# Major puppy zoomies



## awesomesauce (Nov 15, 2010)

My dog still does this about one to two times per day and he's now a bit over 8 months old. If we're inside the house I'll just watch him and laugh and let him get it out of his system (he doesn't attack me... he just runs around as fast as he can and growls). He will usually stop on his own and lay down after about 5 minutes. If I want his attention he can be lured out of his zoomie fit with food treats.

If we're outside or he's doing it somewhere or sometime that's inappropriate, I will physically hold him down and not let him move much until he settles down, which can sometimes take 5 minutes or more of him struggling. If you do this, it's important not to let her go until she is calm ... and especially don't let her go on her terms ... or you're just reinforcing that she is the boss of you.

● Instruction 1: Reproduce the portion of the forum post on puppy zoomies that opens with the words containing "My dog still" and closes with "with food treats.".

Data records:

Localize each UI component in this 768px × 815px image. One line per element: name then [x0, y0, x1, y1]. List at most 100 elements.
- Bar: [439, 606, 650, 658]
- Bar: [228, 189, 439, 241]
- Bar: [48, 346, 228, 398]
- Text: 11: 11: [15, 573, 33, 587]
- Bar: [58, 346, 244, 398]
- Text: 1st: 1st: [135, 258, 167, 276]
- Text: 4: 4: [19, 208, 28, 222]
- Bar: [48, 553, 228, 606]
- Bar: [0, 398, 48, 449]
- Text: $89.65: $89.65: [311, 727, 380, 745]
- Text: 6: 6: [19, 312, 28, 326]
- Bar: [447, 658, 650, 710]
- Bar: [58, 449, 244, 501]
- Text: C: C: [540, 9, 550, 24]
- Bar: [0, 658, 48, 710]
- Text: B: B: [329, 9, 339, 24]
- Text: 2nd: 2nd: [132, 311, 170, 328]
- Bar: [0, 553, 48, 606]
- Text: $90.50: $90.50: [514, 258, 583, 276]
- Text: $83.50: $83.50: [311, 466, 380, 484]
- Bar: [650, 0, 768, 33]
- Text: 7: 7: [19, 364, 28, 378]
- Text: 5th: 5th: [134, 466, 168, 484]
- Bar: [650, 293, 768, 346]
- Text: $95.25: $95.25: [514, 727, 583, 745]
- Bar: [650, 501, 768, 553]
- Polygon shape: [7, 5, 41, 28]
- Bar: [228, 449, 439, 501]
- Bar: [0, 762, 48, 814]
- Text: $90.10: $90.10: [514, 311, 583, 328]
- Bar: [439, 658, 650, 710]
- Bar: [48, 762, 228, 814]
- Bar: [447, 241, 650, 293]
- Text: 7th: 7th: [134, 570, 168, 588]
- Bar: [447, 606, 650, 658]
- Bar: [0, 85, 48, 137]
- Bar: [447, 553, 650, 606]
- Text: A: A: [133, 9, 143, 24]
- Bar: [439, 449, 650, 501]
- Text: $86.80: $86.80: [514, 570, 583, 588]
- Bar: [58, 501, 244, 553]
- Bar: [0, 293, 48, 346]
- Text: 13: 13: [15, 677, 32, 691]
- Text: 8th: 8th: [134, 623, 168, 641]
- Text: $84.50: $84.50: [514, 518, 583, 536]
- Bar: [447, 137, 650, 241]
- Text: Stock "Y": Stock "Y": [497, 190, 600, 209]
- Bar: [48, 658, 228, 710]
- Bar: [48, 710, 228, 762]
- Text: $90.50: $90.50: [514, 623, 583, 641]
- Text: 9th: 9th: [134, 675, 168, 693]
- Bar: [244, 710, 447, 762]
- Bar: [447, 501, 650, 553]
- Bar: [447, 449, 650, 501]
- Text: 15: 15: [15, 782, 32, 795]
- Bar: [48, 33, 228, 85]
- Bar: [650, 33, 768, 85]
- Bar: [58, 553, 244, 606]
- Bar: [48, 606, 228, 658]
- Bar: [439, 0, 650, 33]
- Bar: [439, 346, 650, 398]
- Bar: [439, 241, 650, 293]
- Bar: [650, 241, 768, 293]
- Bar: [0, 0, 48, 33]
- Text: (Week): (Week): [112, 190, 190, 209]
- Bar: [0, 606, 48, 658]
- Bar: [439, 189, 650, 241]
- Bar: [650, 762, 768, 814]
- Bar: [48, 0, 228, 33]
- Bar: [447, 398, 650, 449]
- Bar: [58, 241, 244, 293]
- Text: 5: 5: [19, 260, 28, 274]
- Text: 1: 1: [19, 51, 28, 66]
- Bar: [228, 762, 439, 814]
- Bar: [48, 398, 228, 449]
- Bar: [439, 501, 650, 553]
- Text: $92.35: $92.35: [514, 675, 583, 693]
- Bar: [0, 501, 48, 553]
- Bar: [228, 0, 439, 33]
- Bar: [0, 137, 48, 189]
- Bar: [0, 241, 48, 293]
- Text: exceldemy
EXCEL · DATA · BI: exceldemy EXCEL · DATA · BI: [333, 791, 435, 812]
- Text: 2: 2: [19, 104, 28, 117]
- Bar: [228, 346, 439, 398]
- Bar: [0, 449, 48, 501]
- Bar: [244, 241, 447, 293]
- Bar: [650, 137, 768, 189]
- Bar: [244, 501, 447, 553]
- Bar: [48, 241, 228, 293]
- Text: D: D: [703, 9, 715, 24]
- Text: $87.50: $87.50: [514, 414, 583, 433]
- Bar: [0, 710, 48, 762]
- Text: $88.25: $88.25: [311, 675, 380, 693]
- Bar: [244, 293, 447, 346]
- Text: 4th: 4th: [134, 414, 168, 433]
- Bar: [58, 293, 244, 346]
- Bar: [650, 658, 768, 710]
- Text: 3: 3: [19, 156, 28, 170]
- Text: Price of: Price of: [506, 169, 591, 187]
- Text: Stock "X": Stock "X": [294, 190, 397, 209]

● Instruction 2: Edit the data records from their first line through the line containing "- Text: 1st: 1st: [135, 258, 167, 276]", replacing "Bar" with "Rectangle" and changing nothing else. Return only those lines.

● Correct response 1:
My dog still does this about one to two times per day and he's now a bit over 8 months old. If we're inside the house I'll just watch him and laugh and let him get it out of his system (he doesn't attack me... he just runs around as fast as he can and growls). He will usually stop on his own and lay down after about 5 minutes. If I want his attention he can be lured out of his zoomie fit with food treats.

● Correct response 2:
Localize each UI component in this 768px × 815px image. One line per element: name then [x0, y0, x1, y1]. List at most 100 elements.
- Rectangle: [439, 606, 650, 658]
- Rectangle: [228, 189, 439, 241]
- Rectangle: [48, 346, 228, 398]
- Text: 11: 11: [15, 573, 33, 587]
- Rectangle: [58, 346, 244, 398]
- Text: 1st: 1st: [135, 258, 167, 276]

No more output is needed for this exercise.